[Records from a dataset]

⁂

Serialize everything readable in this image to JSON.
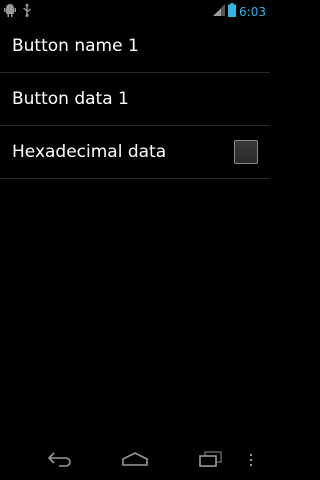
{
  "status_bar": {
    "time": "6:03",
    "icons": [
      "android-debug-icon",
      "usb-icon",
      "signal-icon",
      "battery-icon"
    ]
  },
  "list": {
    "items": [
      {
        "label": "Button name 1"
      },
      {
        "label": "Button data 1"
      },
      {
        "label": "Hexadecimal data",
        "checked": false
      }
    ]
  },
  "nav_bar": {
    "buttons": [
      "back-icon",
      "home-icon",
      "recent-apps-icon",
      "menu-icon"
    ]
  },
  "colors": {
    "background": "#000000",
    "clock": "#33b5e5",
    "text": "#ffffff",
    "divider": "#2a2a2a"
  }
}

⁂

**WHAT TO WORK ON**
Identify every line where the string "label" appears.

**SOLUTION**
        "label": "Button name 1"
        "label": "Button data 1"
        "label": "Hexadecimal data",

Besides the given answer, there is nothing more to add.